— Work to do —
How many lines in these records hold the string "terms"? State only that number.

— Input for this task —

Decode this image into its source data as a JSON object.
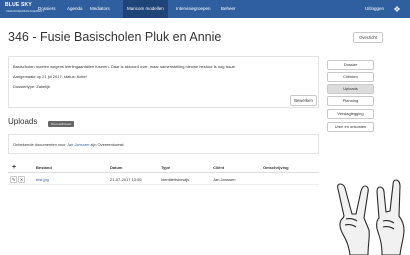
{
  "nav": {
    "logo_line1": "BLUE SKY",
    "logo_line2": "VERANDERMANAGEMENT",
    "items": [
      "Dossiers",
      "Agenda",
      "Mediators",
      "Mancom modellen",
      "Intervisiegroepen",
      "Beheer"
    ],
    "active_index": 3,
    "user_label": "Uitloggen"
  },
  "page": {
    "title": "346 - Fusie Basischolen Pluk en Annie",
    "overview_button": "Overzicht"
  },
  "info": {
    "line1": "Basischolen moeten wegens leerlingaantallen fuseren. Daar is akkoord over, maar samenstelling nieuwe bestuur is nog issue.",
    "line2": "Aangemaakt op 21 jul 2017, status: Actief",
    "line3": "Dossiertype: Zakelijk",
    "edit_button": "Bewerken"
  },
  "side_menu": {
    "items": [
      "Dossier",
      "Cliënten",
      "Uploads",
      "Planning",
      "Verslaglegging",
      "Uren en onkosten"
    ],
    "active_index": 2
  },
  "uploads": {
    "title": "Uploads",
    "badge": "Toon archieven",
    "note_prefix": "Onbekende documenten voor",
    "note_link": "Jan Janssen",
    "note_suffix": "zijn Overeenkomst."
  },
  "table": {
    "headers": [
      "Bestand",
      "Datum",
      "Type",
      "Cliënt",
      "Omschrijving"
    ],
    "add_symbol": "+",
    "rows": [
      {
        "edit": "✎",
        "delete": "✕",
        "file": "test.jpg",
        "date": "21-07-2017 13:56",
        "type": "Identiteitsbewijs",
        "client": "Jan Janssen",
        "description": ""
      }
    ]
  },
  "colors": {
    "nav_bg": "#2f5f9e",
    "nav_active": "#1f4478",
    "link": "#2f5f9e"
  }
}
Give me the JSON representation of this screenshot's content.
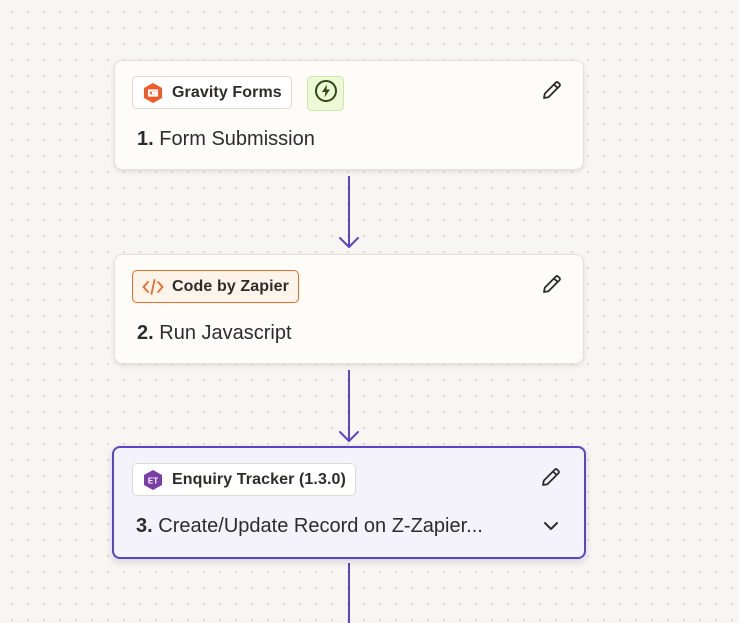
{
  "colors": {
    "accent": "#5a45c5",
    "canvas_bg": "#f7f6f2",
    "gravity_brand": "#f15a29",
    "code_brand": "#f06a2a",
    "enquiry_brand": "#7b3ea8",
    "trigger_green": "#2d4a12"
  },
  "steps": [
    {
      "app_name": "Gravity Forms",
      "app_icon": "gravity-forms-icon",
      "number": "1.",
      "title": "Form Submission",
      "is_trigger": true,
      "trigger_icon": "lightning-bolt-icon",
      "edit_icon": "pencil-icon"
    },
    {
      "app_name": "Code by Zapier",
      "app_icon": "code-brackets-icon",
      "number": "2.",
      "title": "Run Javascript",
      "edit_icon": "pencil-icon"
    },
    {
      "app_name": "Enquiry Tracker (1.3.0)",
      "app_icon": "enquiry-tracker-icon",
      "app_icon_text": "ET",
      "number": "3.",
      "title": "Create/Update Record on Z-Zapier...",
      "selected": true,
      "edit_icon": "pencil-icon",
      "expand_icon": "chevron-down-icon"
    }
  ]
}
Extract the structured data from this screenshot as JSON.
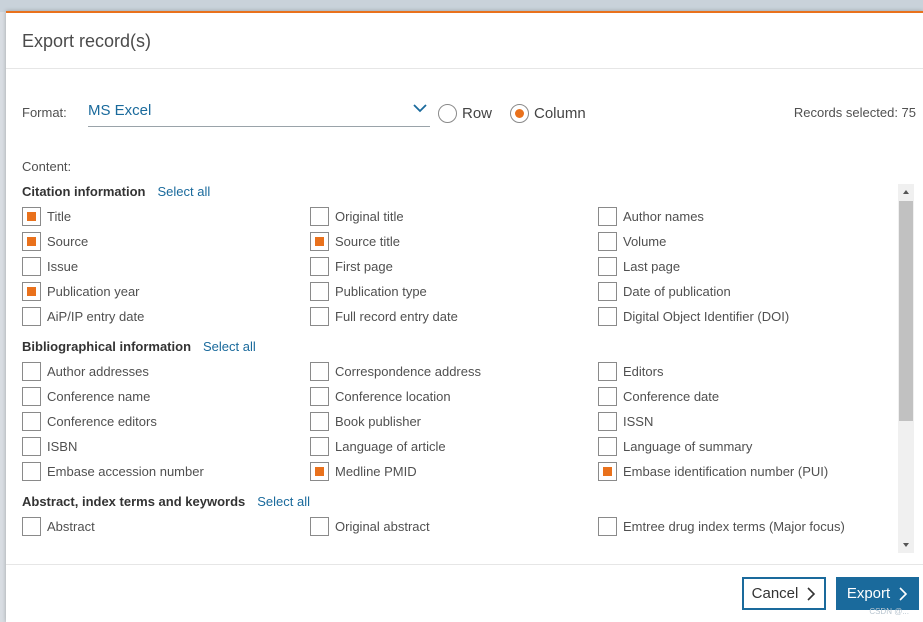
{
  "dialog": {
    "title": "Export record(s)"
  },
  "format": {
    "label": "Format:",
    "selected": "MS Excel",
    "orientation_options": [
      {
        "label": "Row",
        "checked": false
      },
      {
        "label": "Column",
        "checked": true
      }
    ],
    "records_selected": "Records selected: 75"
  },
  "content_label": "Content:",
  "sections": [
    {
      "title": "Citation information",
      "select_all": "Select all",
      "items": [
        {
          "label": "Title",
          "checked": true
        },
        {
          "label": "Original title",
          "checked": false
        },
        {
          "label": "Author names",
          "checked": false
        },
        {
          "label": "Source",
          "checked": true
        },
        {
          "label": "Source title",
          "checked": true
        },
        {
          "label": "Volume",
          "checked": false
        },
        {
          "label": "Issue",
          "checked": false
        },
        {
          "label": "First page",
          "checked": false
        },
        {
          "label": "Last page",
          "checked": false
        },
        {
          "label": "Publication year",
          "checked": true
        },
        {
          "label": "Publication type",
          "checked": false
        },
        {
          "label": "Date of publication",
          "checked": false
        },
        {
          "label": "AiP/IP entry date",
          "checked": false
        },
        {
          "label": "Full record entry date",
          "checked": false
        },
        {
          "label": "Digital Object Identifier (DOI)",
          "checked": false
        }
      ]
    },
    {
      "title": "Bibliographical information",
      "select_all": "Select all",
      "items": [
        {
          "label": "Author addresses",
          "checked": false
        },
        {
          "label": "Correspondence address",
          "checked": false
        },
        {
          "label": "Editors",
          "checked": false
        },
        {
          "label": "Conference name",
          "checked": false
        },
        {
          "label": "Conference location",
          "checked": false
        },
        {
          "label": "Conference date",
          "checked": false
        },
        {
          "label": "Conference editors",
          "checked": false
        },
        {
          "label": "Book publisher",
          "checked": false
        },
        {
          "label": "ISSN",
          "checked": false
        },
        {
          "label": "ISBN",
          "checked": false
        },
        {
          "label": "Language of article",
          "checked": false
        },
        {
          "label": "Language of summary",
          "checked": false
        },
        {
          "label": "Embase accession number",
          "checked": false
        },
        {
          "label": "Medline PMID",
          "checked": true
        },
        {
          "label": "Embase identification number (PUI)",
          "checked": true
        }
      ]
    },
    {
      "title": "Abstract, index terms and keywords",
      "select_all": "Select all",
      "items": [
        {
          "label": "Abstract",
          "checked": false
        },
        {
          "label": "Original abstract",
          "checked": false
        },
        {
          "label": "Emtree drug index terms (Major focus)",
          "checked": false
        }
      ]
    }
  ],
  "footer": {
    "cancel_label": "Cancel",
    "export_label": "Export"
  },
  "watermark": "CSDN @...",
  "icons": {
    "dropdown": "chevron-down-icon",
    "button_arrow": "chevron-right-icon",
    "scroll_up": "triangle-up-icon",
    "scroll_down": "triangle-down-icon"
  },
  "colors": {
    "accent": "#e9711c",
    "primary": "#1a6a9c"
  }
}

— Exercise output —
2